▸ **WORKING DATA**:
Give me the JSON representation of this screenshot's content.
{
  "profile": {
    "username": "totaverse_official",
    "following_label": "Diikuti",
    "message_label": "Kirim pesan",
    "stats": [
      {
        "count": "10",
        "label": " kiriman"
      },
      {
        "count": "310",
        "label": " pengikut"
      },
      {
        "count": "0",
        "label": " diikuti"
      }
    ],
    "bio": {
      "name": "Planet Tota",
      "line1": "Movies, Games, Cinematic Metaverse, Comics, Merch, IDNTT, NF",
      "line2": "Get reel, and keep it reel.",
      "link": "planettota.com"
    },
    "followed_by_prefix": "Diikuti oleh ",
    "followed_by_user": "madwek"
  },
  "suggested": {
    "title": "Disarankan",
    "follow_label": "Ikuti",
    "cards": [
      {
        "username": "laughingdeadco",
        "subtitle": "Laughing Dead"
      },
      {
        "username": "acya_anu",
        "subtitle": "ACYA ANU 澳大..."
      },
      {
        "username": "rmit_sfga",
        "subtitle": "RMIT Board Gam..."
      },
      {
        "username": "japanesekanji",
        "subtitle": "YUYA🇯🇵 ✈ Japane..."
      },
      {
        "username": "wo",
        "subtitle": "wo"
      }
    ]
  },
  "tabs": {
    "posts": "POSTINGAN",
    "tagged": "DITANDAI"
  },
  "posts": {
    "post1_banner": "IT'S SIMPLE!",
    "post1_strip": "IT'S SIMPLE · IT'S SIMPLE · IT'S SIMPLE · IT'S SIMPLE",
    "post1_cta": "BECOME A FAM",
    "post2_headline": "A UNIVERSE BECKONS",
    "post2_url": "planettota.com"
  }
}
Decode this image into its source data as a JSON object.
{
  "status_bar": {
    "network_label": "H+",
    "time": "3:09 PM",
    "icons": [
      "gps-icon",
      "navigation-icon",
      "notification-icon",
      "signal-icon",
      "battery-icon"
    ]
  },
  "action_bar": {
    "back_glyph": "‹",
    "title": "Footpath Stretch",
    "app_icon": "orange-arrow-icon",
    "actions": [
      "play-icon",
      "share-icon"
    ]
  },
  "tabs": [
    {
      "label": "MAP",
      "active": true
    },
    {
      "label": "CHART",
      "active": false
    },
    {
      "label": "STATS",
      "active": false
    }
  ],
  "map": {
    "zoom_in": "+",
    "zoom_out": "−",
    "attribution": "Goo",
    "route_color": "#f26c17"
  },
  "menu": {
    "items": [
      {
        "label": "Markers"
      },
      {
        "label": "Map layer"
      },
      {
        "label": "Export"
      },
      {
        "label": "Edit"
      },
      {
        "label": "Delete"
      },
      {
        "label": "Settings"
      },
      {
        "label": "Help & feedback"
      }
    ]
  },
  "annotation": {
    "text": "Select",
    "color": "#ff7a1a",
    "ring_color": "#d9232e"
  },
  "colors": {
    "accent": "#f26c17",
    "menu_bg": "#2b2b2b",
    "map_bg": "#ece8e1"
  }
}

▸ **EXERCISE OBJECTIVE**:
Set down all of the data above, word for word.

▸ **RESULT OF THIS TASK**:
Give me the JSON representation of this screenshot's content.
{
  "profile": {
    "username": "totaverse_official",
    "following_label": "Diikuti",
    "message_label": "Kirim pesan",
    "stats": [
      {
        "count": "10",
        "label": " kiriman"
      },
      {
        "count": "310",
        "label": " pengikut"
      },
      {
        "count": "0",
        "label": " diikuti"
      }
    ],
    "bio": {
      "name": "Planet Tota",
      "line1": "Movies, Games, Cinematic Metaverse, Comics, Merch, IDNTT, NF",
      "line2": "Get reel, and keep it reel.",
      "link": "planettota.com"
    },
    "followed_by_prefix": "Diikuti oleh ",
    "followed_by_user": "madwek"
  },
  "suggested": {
    "title": "Disarankan",
    "follow_label": "Ikuti",
    "cards": [
      {
        "username": "laughingdeadco",
        "subtitle": "Laughing Dead"
      },
      {
        "username": "acya_anu",
        "subtitle": "ACYA ANU 澳大..."
      },
      {
        "username": "rmit_sfga",
        "subtitle": "RMIT Board Gam..."
      },
      {
        "username": "japanesekanji",
        "subtitle": "YUYA🇯🇵 ✈ Japane..."
      },
      {
        "username": "wo",
        "subtitle": "wo"
      }
    ]
  },
  "tabs": {
    "posts": "POSTINGAN",
    "tagged": "DITANDAI"
  },
  "posts": {
    "post1_banner": "IT'S SIMPLE!",
    "post1_strip": "IT'S SIMPLE · IT'S SIMPLE · IT'S SIMPLE · IT'S SIMPLE",
    "post1_cta": "BECOME A FAM",
    "post2_headline": "A UNIVERSE BECKONS",
    "post2_url": "planettota.com"
  }
}
Decode this image into its source data as a JSON object.
{
  "status_bar": {
    "network_label": "H+",
    "time": "3:09 PM",
    "icons": [
      "gps-icon",
      "navigation-icon",
      "notification-icon",
      "signal-icon",
      "battery-icon"
    ]
  },
  "action_bar": {
    "back_glyph": "‹",
    "title": "Footpath Stretch",
    "app_icon": "orange-arrow-icon",
    "actions": [
      "play-icon",
      "share-icon"
    ]
  },
  "tabs": [
    {
      "label": "MAP",
      "active": true
    },
    {
      "label": "CHART",
      "active": false
    },
    {
      "label": "STATS",
      "active": false
    }
  ],
  "map": {
    "zoom_in": "+",
    "zoom_out": "−",
    "attribution": "Goo",
    "route_color": "#f26c17"
  },
  "menu": {
    "items": [
      {
        "label": "Markers"
      },
      {
        "label": "Map layer"
      },
      {
        "label": "Export"
      },
      {
        "label": "Edit"
      },
      {
        "label": "Delete"
      },
      {
        "label": "Settings"
      },
      {
        "label": "Help & feedback"
      }
    ]
  },
  "annotation": {
    "text": "Select",
    "color": "#ff7a1a",
    "ring_color": "#d9232e"
  },
  "colors": {
    "accent": "#f26c17",
    "menu_bg": "#2b2b2b",
    "map_bg": "#ece8e1"
  }
}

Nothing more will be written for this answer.